**Objective**
Copy every line of the listing that holds the string "this".

**Input records**
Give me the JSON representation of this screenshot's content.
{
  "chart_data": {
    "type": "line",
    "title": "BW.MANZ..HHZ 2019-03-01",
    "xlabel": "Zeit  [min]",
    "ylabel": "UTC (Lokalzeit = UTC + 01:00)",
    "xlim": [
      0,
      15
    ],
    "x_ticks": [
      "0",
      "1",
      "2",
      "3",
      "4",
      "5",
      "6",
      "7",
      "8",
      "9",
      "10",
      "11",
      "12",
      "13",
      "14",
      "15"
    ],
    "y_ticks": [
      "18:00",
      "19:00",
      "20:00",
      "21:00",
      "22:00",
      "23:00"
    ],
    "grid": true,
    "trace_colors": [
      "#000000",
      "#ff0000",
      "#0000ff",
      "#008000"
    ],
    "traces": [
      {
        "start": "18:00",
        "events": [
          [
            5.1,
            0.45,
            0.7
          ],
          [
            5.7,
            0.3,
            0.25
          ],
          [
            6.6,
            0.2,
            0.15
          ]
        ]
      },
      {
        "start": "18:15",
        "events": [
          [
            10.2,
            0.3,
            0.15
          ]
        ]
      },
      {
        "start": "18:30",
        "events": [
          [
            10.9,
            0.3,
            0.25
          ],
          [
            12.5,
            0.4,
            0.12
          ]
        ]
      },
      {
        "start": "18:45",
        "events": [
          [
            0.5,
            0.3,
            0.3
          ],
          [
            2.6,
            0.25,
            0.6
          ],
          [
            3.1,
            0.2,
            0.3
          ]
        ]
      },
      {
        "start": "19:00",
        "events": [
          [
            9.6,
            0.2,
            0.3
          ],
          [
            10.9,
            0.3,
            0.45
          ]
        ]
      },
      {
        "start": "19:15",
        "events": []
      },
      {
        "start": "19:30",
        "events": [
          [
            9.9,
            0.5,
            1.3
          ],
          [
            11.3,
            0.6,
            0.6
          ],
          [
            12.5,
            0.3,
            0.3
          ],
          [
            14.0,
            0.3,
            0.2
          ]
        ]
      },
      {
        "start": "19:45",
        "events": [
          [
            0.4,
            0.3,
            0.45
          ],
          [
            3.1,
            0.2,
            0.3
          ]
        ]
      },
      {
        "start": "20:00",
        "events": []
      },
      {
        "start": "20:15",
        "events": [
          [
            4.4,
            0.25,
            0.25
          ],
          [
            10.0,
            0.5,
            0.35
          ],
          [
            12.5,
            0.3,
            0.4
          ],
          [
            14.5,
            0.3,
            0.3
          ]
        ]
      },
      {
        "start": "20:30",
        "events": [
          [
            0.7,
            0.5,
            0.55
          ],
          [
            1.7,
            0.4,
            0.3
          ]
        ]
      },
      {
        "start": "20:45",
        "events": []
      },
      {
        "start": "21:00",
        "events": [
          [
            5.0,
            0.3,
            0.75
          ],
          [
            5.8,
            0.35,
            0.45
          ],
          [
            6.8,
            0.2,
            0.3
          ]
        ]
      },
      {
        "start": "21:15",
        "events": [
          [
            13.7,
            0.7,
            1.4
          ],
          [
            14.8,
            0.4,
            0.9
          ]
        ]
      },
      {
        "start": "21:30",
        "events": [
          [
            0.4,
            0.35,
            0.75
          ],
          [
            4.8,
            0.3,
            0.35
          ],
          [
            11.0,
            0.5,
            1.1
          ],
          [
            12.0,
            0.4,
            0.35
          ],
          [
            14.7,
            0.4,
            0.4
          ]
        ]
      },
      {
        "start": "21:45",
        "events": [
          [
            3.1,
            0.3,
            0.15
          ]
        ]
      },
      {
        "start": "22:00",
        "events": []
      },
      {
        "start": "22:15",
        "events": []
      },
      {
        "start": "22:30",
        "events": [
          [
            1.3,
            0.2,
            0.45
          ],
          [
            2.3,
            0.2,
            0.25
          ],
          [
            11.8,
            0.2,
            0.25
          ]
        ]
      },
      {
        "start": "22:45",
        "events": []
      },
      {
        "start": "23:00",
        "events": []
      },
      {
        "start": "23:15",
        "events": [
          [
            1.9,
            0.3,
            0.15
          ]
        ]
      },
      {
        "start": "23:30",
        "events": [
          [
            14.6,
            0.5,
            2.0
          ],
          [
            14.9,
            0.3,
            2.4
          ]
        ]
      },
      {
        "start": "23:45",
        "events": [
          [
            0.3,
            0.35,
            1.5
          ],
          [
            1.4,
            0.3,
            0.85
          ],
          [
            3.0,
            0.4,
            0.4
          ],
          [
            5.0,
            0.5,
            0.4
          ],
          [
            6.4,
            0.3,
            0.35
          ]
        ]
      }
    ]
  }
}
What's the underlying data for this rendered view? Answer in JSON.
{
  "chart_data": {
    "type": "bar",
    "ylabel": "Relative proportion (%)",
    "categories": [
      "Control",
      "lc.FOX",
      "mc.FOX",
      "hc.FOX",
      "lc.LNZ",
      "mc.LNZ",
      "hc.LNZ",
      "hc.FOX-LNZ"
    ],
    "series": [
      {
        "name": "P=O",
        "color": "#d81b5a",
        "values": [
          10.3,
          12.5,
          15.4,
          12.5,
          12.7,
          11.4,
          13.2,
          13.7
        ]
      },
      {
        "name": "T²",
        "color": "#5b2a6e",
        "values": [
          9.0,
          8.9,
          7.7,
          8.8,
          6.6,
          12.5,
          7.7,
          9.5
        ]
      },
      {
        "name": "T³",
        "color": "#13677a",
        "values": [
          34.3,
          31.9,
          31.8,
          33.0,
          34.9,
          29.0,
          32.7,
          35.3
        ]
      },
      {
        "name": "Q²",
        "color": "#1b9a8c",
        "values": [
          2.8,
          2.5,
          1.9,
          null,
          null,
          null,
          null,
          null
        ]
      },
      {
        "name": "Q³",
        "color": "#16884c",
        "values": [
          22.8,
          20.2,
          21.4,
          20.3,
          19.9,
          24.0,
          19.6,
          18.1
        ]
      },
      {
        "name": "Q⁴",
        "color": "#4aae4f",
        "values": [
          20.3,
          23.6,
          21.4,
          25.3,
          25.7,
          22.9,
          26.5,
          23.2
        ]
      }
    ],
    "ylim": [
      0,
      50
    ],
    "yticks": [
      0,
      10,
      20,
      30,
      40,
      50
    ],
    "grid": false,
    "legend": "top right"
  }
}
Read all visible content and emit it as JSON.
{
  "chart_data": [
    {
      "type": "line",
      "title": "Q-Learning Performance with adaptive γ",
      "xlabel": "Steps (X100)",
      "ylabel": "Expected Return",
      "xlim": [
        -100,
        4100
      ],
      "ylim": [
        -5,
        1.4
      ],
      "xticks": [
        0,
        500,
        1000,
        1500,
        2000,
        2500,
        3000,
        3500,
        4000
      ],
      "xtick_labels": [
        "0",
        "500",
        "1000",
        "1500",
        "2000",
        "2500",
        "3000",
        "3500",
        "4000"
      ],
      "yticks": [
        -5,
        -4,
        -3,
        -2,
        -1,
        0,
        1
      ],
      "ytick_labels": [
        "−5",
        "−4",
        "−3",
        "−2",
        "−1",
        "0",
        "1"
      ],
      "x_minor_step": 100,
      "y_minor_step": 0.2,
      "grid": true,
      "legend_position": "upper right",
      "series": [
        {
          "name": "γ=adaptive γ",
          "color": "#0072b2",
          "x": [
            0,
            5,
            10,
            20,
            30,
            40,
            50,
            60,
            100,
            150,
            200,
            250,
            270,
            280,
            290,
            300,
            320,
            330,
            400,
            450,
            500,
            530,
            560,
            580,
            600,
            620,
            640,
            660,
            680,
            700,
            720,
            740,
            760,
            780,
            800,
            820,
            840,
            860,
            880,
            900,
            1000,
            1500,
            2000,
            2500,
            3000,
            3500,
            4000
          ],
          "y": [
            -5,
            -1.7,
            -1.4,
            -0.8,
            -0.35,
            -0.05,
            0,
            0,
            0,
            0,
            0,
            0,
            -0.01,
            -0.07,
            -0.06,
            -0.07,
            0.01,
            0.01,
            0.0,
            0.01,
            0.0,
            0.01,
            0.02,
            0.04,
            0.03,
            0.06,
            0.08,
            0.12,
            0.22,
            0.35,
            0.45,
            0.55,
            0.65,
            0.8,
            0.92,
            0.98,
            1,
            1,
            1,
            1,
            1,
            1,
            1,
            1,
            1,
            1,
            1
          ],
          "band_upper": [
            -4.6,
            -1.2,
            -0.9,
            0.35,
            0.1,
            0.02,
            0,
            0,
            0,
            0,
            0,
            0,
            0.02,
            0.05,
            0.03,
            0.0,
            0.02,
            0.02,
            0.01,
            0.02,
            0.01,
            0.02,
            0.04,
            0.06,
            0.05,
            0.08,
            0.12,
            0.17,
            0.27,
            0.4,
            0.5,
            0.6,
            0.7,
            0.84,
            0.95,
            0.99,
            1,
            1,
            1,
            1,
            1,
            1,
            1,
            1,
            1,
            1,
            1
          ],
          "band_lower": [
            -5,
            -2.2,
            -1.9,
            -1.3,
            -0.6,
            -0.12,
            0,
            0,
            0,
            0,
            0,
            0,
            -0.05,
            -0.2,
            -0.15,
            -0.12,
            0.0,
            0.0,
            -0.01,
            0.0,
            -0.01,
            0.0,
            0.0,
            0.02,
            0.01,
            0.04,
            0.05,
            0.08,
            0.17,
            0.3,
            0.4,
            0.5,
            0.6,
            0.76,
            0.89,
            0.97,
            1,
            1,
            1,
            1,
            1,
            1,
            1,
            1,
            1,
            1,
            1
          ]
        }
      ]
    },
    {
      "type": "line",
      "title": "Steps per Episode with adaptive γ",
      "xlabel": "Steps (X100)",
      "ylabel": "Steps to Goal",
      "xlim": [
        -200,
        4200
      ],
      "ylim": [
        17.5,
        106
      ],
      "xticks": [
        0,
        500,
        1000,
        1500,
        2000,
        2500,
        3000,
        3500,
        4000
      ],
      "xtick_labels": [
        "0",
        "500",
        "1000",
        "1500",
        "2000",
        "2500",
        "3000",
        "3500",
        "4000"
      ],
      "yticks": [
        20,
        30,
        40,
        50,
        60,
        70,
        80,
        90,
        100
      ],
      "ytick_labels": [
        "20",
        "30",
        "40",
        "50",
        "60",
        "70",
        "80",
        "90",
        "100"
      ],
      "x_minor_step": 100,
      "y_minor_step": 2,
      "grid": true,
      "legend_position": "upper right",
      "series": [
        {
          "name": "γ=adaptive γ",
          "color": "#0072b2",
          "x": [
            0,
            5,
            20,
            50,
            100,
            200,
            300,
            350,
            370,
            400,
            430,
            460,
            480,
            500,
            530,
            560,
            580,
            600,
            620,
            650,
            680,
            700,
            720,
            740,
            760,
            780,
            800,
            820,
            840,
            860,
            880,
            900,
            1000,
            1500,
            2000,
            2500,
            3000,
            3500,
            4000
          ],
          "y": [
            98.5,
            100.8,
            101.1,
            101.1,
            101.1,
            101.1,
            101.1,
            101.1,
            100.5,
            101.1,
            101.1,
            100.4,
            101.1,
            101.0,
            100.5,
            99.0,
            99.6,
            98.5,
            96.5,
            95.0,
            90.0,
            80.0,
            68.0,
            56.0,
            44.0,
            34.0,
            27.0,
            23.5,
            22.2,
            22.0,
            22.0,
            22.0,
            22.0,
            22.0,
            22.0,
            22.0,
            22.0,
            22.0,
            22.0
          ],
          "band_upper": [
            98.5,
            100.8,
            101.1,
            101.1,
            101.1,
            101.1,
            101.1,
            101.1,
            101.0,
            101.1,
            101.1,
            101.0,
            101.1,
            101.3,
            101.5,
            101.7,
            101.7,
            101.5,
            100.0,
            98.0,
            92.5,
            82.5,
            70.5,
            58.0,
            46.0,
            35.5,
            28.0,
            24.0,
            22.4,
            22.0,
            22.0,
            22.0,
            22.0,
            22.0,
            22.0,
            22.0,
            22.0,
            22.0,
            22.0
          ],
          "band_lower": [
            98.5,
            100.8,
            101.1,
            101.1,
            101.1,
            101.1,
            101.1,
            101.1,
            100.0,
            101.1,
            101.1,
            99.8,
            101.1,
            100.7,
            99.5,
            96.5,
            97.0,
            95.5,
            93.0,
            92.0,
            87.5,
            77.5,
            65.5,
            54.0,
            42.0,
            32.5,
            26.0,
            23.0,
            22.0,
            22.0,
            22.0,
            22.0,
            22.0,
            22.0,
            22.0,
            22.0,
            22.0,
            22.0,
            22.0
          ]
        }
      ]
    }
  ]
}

**Task result**
Give me the JSON representation of this screenshot's content.
What's the underlying data for this rendered view? Answer in JSON.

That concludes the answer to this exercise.